EXERCISE DIRECTIONS: Wherever a line holds the word "screenshot", copy that line out.

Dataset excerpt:
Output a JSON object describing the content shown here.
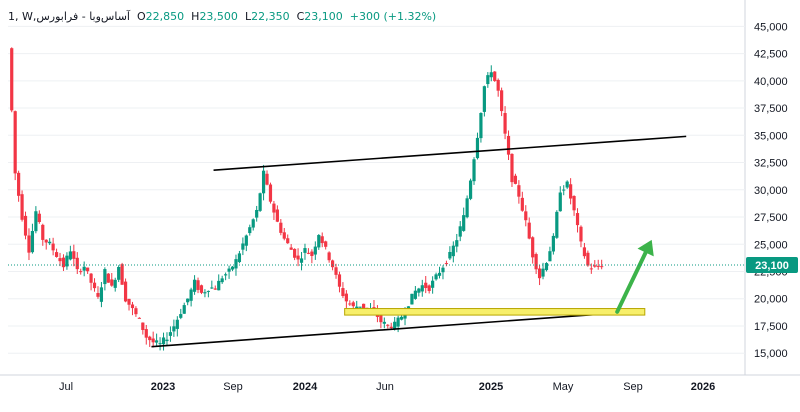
{
  "header": {
    "interval": "1",
    "symbol": "W,آساس‌وبا - فرابورس",
    "o_label": "O",
    "o_value": "22,850",
    "h_label": "H",
    "h_value": "23,500",
    "l_label": "L",
    "l_value": "22,350",
    "c_label": "C",
    "c_value": "23,100",
    "change": "+300 (+1.32%)"
  },
  "colors": {
    "up": "#089981",
    "down": "#f23645",
    "trendline": "#000000",
    "zone_fill": "#f7ef6a",
    "zone_border": "#b8a600",
    "arrow": "#3cb34a",
    "grid": "#eef0f3",
    "axis_text": "#131722",
    "last_price_bg": "#089981"
  },
  "chart_data": {
    "type": "candlestick",
    "y_axis": {
      "ylim": [
        13000,
        46500
      ],
      "ticks": [
        "45,000",
        "42,500",
        "40,000",
        "37,500",
        "35,000",
        "32,500",
        "30,000",
        "27,500",
        "25,000",
        "22,500",
        "20,000",
        "17,500",
        "15,000"
      ],
      "tick_values": [
        45000,
        42500,
        40000,
        37500,
        35000,
        32500,
        30000,
        27500,
        25000,
        22500,
        20000,
        17500,
        15000
      ]
    },
    "x_axis": {
      "ticks": [
        "Jul",
        "2023",
        "Sep",
        "2024",
        "Jun",
        "2025",
        "May",
        "Sep",
        "2026"
      ],
      "bold": [
        "2023",
        "2024",
        "2025",
        "2026"
      ]
    },
    "last_price": "23,100",
    "last_price_value": 23100,
    "anchors": [
      [
        0,
        43000
      ],
      [
        1,
        31500
      ],
      [
        2,
        27500
      ],
      [
        3,
        24500
      ],
      [
        4,
        28000
      ],
      [
        5,
        25500
      ],
      [
        6,
        25000
      ],
      [
        7,
        24000
      ],
      [
        8,
        23000
      ],
      [
        9,
        24500
      ],
      [
        10,
        22500
      ],
      [
        11,
        23000
      ],
      [
        12,
        21500
      ],
      [
        13,
        20000
      ],
      [
        14,
        22500
      ],
      [
        15,
        21000
      ],
      [
        16,
        23000
      ],
      [
        17,
        20000
      ],
      [
        18,
        19000
      ],
      [
        19,
        18000
      ],
      [
        20,
        16500
      ],
      [
        21,
        16000
      ],
      [
        22,
        15800
      ],
      [
        23,
        16500
      ],
      [
        24,
        17500
      ],
      [
        25,
        18800
      ],
      [
        26,
        20000
      ],
      [
        27,
        21500
      ],
      [
        28,
        20500
      ],
      [
        29,
        21000
      ],
      [
        30,
        21000
      ],
      [
        31,
        22000
      ],
      [
        32,
        22500
      ],
      [
        33,
        23500
      ],
      [
        34,
        25000
      ],
      [
        35,
        26500
      ],
      [
        36,
        28000
      ],
      [
        37,
        31500
      ],
      [
        38,
        29000
      ],
      [
        39,
        27000
      ],
      [
        40,
        25500
      ],
      [
        41,
        24500
      ],
      [
        42,
        23500
      ],
      [
        43,
        24500
      ],
      [
        44,
        24000
      ],
      [
        45,
        26000
      ],
      [
        46,
        24500
      ],
      [
        47,
        23000
      ],
      [
        48,
        21000
      ],
      [
        49,
        19800
      ],
      [
        50,
        19200
      ],
      [
        51,
        19400
      ],
      [
        52,
        19000
      ],
      [
        53,
        18900
      ],
      [
        54,
        17900
      ],
      [
        55,
        17500
      ],
      [
        56,
        17600
      ],
      [
        57,
        18400
      ],
      [
        58,
        19600
      ],
      [
        59,
        20700
      ],
      [
        60,
        21200
      ],
      [
        61,
        21000
      ],
      [
        62,
        22000
      ],
      [
        63,
        23000
      ],
      [
        64,
        24000
      ],
      [
        65,
        25500
      ],
      [
        66,
        27500
      ],
      [
        67,
        31000
      ],
      [
        68,
        35000
      ],
      [
        69,
        39500
      ],
      [
        70,
        41000
      ],
      [
        71,
        39000
      ],
      [
        72,
        35000
      ],
      [
        73,
        31000
      ],
      [
        74,
        29500
      ],
      [
        75,
        27000
      ],
      [
        76,
        24000
      ],
      [
        77,
        22000
      ],
      [
        78,
        23500
      ],
      [
        79,
        25500
      ],
      [
        80,
        30000
      ],
      [
        81,
        30500
      ],
      [
        82,
        28000
      ],
      [
        83,
        25000
      ],
      [
        84,
        23000
      ],
      [
        85,
        22800
      ],
      [
        86,
        23100
      ]
    ],
    "annotations": [
      {
        "type": "trendline",
        "from": [
          29.5,
          31800
        ],
        "to": [
          98,
          34900
        ]
      },
      {
        "type": "trendline",
        "from": [
          20.5,
          15600
        ],
        "to": [
          88,
          18700
        ]
      },
      {
        "type": "zone",
        "x_range": [
          48.5,
          92
        ],
        "y_range": [
          18500,
          19100
        ]
      },
      {
        "type": "arrow",
        "from": [
          88,
          18800
        ],
        "to": [
          93,
          25400
        ]
      }
    ]
  }
}
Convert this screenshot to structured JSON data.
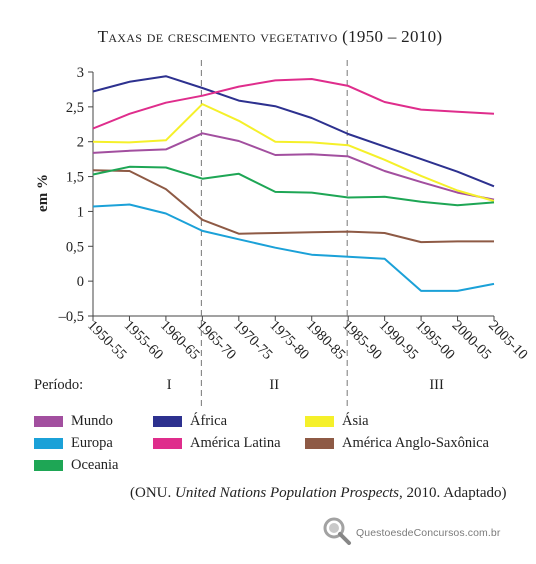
{
  "chart_data": {
    "type": "line",
    "title": "Taxas de crescimento vegetativo (1950 – 2010)",
    "ylabel": "em %",
    "xlabel": "",
    "ylim": [
      -0.5,
      3
    ],
    "yticks": [
      3,
      2.5,
      2,
      1.5,
      1,
      0.5,
      0,
      -0.5
    ],
    "ytick_labels": [
      "3",
      "2,5",
      "2",
      "1,5",
      "1",
      "0,5",
      "0",
      "–0,5"
    ],
    "categories": [
      "1950-55",
      "1955-60",
      "1960-65",
      "1965-70",
      "1970-75",
      "1975-80",
      "1980-85",
      "1985-90",
      "1990-95",
      "1995-00",
      "2000-05",
      "2005-10"
    ],
    "grid": false,
    "series": [
      {
        "name": "Mundo",
        "color": "#a24f9f",
        "values": [
          1.84,
          1.87,
          1.89,
          2.12,
          2.01,
          1.81,
          1.82,
          1.79,
          1.58,
          1.42,
          1.27,
          1.17
        ]
      },
      {
        "name": "África",
        "color": "#2d318f",
        "values": [
          2.72,
          2.86,
          2.94,
          2.77,
          2.59,
          2.51,
          2.34,
          2.11,
          1.93,
          1.75,
          1.57,
          1.36
        ]
      },
      {
        "name": "Ásia",
        "color": "#f5f02a",
        "values": [
          2.0,
          1.99,
          2.02,
          2.54,
          2.3,
          2.0,
          1.99,
          1.95,
          1.74,
          1.51,
          1.3,
          1.15
        ]
      },
      {
        "name": "Europa",
        "color": "#1ba1d8",
        "values": [
          1.07,
          1.1,
          0.97,
          0.72,
          0.6,
          0.48,
          0.38,
          0.35,
          0.32,
          -0.14,
          -0.14,
          -0.04
        ]
      },
      {
        "name": "América Latina",
        "color": "#df2d8c",
        "values": [
          2.19,
          2.4,
          2.56,
          2.66,
          2.79,
          2.88,
          2.9,
          2.8,
          2.57,
          2.46,
          2.43,
          2.4
        ]
      },
      {
        "name": "América Anglo-Saxônica",
        "color": "#8e5a45",
        "values": [
          1.59,
          1.58,
          1.32,
          0.88,
          0.68,
          0.69,
          0.7,
          0.71,
          0.69,
          0.56,
          0.57,
          0.57
        ]
      },
      {
        "name": "Oceania",
        "color": "#1ea655",
        "values": [
          1.53,
          1.64,
          1.63,
          1.47,
          1.54,
          1.28,
          1.27,
          1.2,
          1.21,
          1.14,
          1.09,
          1.13
        ]
      }
    ],
    "periods": {
      "label": "Período:",
      "items": [
        {
          "name": "I",
          "from": "1950-55",
          "to": "1965-70"
        },
        {
          "name": "II",
          "from": "1965-70",
          "to": "1985-90"
        },
        {
          "name": "III",
          "from": "1985-90",
          "to": "2005-10"
        }
      ]
    },
    "legend": [
      {
        "name": "Mundo",
        "color": "#a24f9f"
      },
      {
        "name": "África",
        "color": "#2d318f"
      },
      {
        "name": "Ásia",
        "color": "#f5f02a"
      },
      {
        "name": "Europa",
        "color": "#1ba1d8"
      },
      {
        "name": "América Latina",
        "color": "#df2d8c"
      },
      {
        "name": "América Anglo-Saxônica",
        "color": "#8e5a45"
      },
      {
        "name": "Oceania",
        "color": "#1ea655"
      }
    ]
  },
  "source": {
    "prefix": "(ONU. ",
    "work": "United Nations Population Prospects",
    "suffix": ", 2010. Adaptado)"
  },
  "watermark": {
    "text": "QuestoesdeConcursos.com.br",
    "icon": "magnifier-logo-icon"
  }
}
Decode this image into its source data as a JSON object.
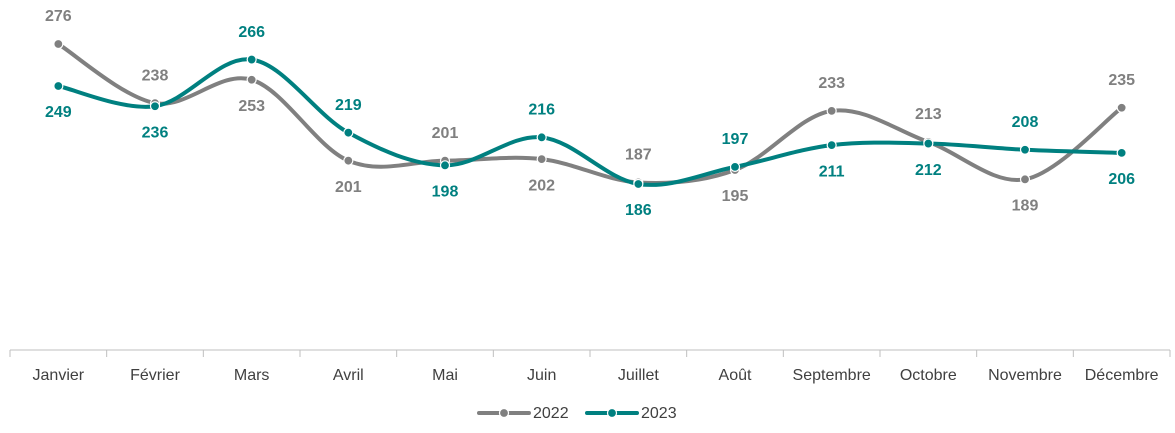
{
  "chart_data": {
    "type": "line",
    "categories": [
      "Janvier",
      "Février",
      "Mars",
      "Avril",
      "Mai",
      "Juin",
      "Juillet",
      "Août",
      "Septembre",
      "Octobre",
      "Novembre",
      "Décembre"
    ],
    "series": [
      {
        "name": "2022",
        "color": "#808080",
        "values": [
          276,
          238,
          253,
          201,
          201,
          202,
          187,
          195,
          233,
          213,
          189,
          235
        ]
      },
      {
        "name": "2023",
        "color": "#008080",
        "values": [
          249,
          236,
          266,
          219,
          198,
          216,
          186,
          197,
          211,
          212,
          208,
          206
        ]
      }
    ],
    "smooth": true,
    "legend": "bottom"
  }
}
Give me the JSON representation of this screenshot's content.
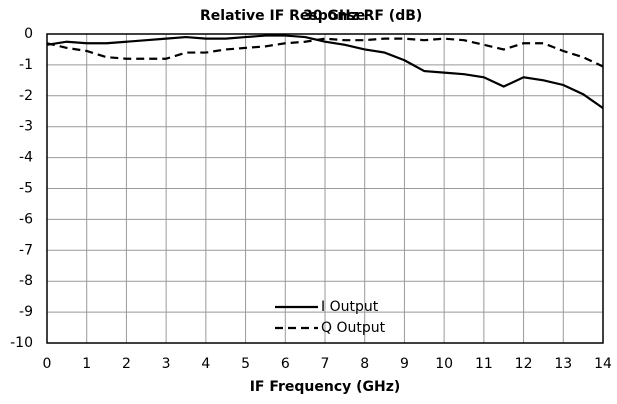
{
  "chart_data": {
    "type": "line",
    "title": "Relative IF Response",
    "subtitle": "30 GHz RF (dB)",
    "x_label": "IF Frequency (GHz)",
    "x": [
      0,
      0.5,
      1,
      1.5,
      2,
      2.5,
      3,
      3.5,
      4,
      4.5,
      5,
      5.5,
      6,
      6.5,
      7,
      7.5,
      8,
      8.5,
      9,
      9.5,
      10,
      10.5,
      11,
      11.5,
      12,
      12.5,
      13,
      13.5,
      14
    ],
    "series": [
      {
        "name": "I Output",
        "color": "#000000",
        "style": "solid",
        "values": [
          -0.35,
          -0.25,
          -0.3,
          -0.3,
          -0.25,
          -0.2,
          -0.15,
          -0.1,
          -0.15,
          -0.15,
          -0.1,
          -0.05,
          -0.05,
          -0.1,
          -0.25,
          -0.35,
          -0.5,
          -0.6,
          -0.85,
          -1.2,
          -1.25,
          -1.3,
          -1.4,
          -1.7,
          -1.4,
          -1.5,
          -1.65,
          -1.95,
          -2.4
        ]
      },
      {
        "name": "Q Output",
        "color": "#000000",
        "style": "dashed",
        "values": [
          -0.3,
          -0.45,
          -0.55,
          -0.75,
          -0.8,
          -0.8,
          -0.8,
          -0.6,
          -0.6,
          -0.5,
          -0.45,
          -0.4,
          -0.3,
          -0.25,
          -0.15,
          -0.2,
          -0.2,
          -0.15,
          -0.15,
          -0.2,
          -0.15,
          -0.2,
          -0.35,
          -0.5,
          -0.3,
          -0.3,
          -0.55,
          -0.75,
          -1.05
        ]
      }
    ],
    "xlim": [
      0,
      14
    ],
    "xticks": [
      0,
      1,
      2,
      3,
      4,
      5,
      6,
      7,
      8,
      9,
      10,
      11,
      12,
      13,
      14
    ],
    "ylim": [
      -10,
      0
    ],
    "yticks": [
      0,
      -1,
      -2,
      -3,
      -4,
      -5,
      -6,
      -7,
      -8,
      -9,
      -10
    ],
    "grid": true,
    "legend": "bottom"
  }
}
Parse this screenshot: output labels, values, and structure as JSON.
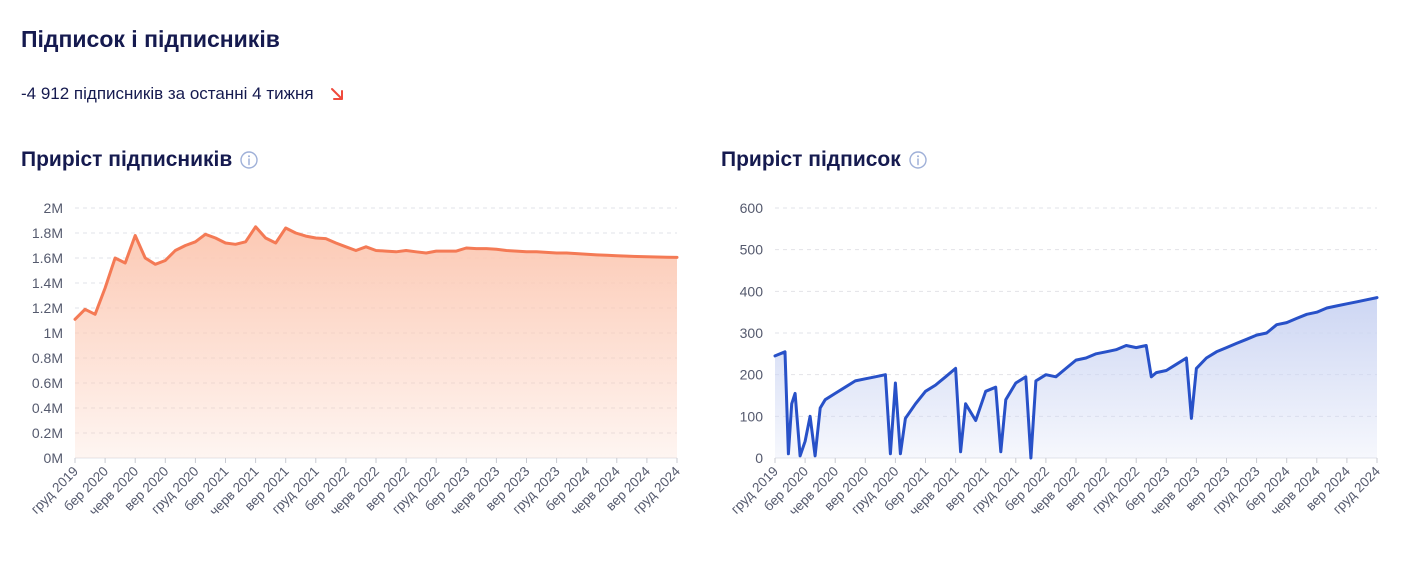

COMPLETED EXERCISE:
Convert this screenshot to structured JSON data.
Give me the JSON representation of this screenshot's content.
Parse this screenshot: output labels, values, and structure as JSON.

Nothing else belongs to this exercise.